--- Start of TASK DATA ---

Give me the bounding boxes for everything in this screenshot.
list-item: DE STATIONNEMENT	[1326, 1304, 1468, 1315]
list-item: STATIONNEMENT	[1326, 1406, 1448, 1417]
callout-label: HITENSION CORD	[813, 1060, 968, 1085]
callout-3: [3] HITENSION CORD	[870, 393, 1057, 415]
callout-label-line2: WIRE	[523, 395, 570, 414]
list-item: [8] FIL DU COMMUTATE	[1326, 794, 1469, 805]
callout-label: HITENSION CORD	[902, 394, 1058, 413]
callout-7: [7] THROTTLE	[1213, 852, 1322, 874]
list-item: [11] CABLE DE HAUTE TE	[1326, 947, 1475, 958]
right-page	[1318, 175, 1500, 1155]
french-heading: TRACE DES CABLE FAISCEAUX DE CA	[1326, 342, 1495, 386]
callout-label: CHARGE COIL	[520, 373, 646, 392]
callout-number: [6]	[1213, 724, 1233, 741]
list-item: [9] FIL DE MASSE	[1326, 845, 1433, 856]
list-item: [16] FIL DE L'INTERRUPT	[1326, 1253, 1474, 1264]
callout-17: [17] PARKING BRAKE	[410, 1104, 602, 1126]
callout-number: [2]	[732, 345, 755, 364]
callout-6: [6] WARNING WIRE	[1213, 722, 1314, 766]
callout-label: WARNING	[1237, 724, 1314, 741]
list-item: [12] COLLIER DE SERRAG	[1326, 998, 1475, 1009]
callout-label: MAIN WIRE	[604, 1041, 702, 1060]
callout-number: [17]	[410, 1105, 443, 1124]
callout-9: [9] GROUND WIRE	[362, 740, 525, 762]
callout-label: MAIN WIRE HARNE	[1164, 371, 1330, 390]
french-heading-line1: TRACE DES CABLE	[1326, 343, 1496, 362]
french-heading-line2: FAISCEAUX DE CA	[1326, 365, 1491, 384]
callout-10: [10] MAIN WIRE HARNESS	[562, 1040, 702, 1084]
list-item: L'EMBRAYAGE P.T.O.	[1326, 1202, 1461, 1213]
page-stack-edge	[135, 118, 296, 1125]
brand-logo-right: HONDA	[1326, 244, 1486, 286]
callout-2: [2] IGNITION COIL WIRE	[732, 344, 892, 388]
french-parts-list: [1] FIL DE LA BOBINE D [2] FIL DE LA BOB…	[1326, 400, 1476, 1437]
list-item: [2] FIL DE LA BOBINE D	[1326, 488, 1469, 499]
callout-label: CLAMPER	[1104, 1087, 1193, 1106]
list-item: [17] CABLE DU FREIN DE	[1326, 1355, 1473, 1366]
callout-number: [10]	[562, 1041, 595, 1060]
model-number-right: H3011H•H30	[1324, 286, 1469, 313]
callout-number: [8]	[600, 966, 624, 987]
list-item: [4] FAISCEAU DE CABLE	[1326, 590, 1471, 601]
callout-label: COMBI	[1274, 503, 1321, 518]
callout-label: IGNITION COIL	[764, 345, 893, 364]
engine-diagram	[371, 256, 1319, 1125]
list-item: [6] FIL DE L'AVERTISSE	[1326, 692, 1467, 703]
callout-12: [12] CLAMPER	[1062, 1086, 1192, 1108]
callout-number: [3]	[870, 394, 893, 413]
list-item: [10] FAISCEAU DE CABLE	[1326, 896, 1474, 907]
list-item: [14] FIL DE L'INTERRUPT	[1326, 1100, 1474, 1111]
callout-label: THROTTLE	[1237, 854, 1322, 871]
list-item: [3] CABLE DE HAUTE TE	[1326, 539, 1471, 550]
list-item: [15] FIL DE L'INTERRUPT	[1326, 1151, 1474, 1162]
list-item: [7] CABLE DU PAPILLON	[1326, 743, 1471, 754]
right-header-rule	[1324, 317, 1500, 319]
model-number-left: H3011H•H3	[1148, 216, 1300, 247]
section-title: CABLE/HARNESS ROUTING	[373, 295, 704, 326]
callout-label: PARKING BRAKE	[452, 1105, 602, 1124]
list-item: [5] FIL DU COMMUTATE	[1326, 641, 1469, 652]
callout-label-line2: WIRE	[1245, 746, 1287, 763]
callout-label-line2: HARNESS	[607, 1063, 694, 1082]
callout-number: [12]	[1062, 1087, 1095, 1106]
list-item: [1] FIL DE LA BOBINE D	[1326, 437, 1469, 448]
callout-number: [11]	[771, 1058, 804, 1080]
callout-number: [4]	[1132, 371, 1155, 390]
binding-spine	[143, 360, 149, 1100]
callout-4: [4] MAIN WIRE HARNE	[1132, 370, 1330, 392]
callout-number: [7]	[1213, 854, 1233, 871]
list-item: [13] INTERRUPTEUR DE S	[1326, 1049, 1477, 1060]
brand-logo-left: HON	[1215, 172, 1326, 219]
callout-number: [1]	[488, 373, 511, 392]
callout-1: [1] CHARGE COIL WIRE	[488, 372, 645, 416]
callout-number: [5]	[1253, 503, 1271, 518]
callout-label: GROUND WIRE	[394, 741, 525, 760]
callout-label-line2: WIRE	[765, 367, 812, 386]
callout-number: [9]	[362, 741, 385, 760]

--- End of TASK DATA ---

WHAT THE TASK REQUIRES:
Return every one of the lines above word for word, changing nothing.

ANSWER TO THE TASK:
Give me the bounding boxes for everything in this screenshot.
list-item: DE STATIONNEMENT	[1326, 1304, 1468, 1315]
list-item: STATIONNEMENT	[1326, 1406, 1448, 1417]
callout-label: HITENSION CORD	[813, 1060, 968, 1085]
callout-3: [3] HITENSION CORD	[870, 393, 1057, 415]
callout-label-line2: WIRE	[523, 395, 570, 414]
list-item: [8] FIL DU COMMUTATE	[1326, 794, 1469, 805]
callout-label: HITENSION CORD	[902, 394, 1058, 413]
callout-7: [7] THROTTLE	[1213, 852, 1322, 874]
list-item: [11] CABLE DE HAUTE TE	[1326, 947, 1475, 958]
right-page	[1318, 175, 1500, 1155]
french-heading: TRACE DES CABLE FAISCEAUX DE CA	[1326, 342, 1495, 386]
callout-label: CHARGE COIL	[520, 373, 646, 392]
callout-number: [6]	[1213, 724, 1233, 741]
list-item: [9] FIL DE MASSE	[1326, 845, 1433, 856]
list-item: [16] FIL DE L'INTERRUPT	[1326, 1253, 1474, 1264]
callout-17: [17] PARKING BRAKE	[410, 1104, 602, 1126]
callout-number: [2]	[732, 345, 755, 364]
callout-6: [6] WARNING WIRE	[1213, 722, 1314, 766]
callout-label: WARNING	[1237, 724, 1314, 741]
list-item: [12] COLLIER DE SERRAG	[1326, 998, 1475, 1009]
callout-label: MAIN WIRE	[604, 1041, 702, 1060]
callout-number: [17]	[410, 1105, 443, 1124]
callout-9: [9] GROUND WIRE	[362, 740, 525, 762]
callout-label: MAIN WIRE HARNE	[1164, 371, 1330, 390]
french-heading-line1: TRACE DES CABLE	[1326, 343, 1496, 362]
french-heading-line2: FAISCEAUX DE CA	[1326, 365, 1491, 384]
callout-10: [10] MAIN WIRE HARNESS	[562, 1040, 702, 1084]
list-item: L'EMBRAYAGE P.T.O.	[1326, 1202, 1461, 1213]
page-stack-edge	[135, 118, 296, 1125]
brand-logo-right: HONDA	[1326, 244, 1486, 286]
callout-2: [2] IGNITION COIL WIRE	[732, 344, 892, 388]
french-parts-list: [1] FIL DE LA BOBINE D [2] FIL DE LA BOB…	[1326, 400, 1476, 1437]
list-item: [2] FIL DE LA BOBINE D	[1326, 488, 1469, 499]
callout-label: CLAMPER	[1104, 1087, 1193, 1106]
list-item: [17] CABLE DU FREIN DE	[1326, 1355, 1473, 1366]
callout-number: [10]	[562, 1041, 595, 1060]
model-number-right: H3011H•H30	[1324, 286, 1469, 313]
callout-number: [8]	[600, 966, 624, 987]
list-item: [4] FAISCEAU DE CABLE	[1326, 590, 1471, 601]
callout-label: COMBI	[1274, 503, 1321, 518]
callout-label: IGNITION COIL	[764, 345, 893, 364]
engine-diagram	[371, 256, 1319, 1125]
list-item: [6] FIL DE L'AVERTISSE	[1326, 692, 1467, 703]
callout-12: [12] CLAMPER	[1062, 1086, 1192, 1108]
callout-number: [3]	[870, 394, 893, 413]
list-item: [10] FAISCEAU DE CABLE	[1326, 896, 1474, 907]
list-item: [14] FIL DE L'INTERRUPT	[1326, 1100, 1474, 1111]
callout-label: THROTTLE	[1237, 854, 1322, 871]
list-item: [3] CABLE DE HAUTE TE	[1326, 539, 1471, 550]
list-item: [15] FIL DE L'INTERRUPT	[1326, 1151, 1474, 1162]
list-item: [7] CABLE DU PAPILLON	[1326, 743, 1471, 754]
right-header-rule	[1324, 317, 1500, 319]
model-number-left: H3011H•H3	[1148, 216, 1300, 247]
section-title: CABLE/HARNESS ROUTING	[373, 295, 704, 326]
callout-label: PARKING BRAKE	[452, 1105, 602, 1124]
list-item: [5] FIL DU COMMUTATE	[1326, 641, 1469, 652]
callout-label-line2: WIRE	[1245, 746, 1287, 763]
callout-label-line2: HARNESS	[607, 1063, 694, 1082]
callout-number: [12]	[1062, 1087, 1095, 1106]
list-item: [1] FIL DE LA BOBINE D	[1326, 437, 1469, 448]
callout-number: [11]	[771, 1058, 804, 1080]
callout-number: [4]	[1132, 371, 1155, 390]
binding-spine	[143, 360, 149, 1100]
callout-4: [4] MAIN WIRE HARNE	[1132, 370, 1330, 392]
callout-number: [7]	[1213, 854, 1233, 871]
list-item: [13] INTERRUPTEUR DE S	[1326, 1049, 1477, 1060]
brand-logo-left: HON	[1215, 172, 1326, 219]
callout-number: [1]	[488, 373, 511, 392]
callout-1: [1] CHARGE COIL WIRE	[488, 372, 645, 416]
callout-number: [5]	[1253, 503, 1271, 518]
callout-label: GROUND WIRE	[394, 741, 525, 760]
callout-label-line2: WIRE	[765, 367, 812, 386]
callout-number: [9]	[362, 741, 385, 760]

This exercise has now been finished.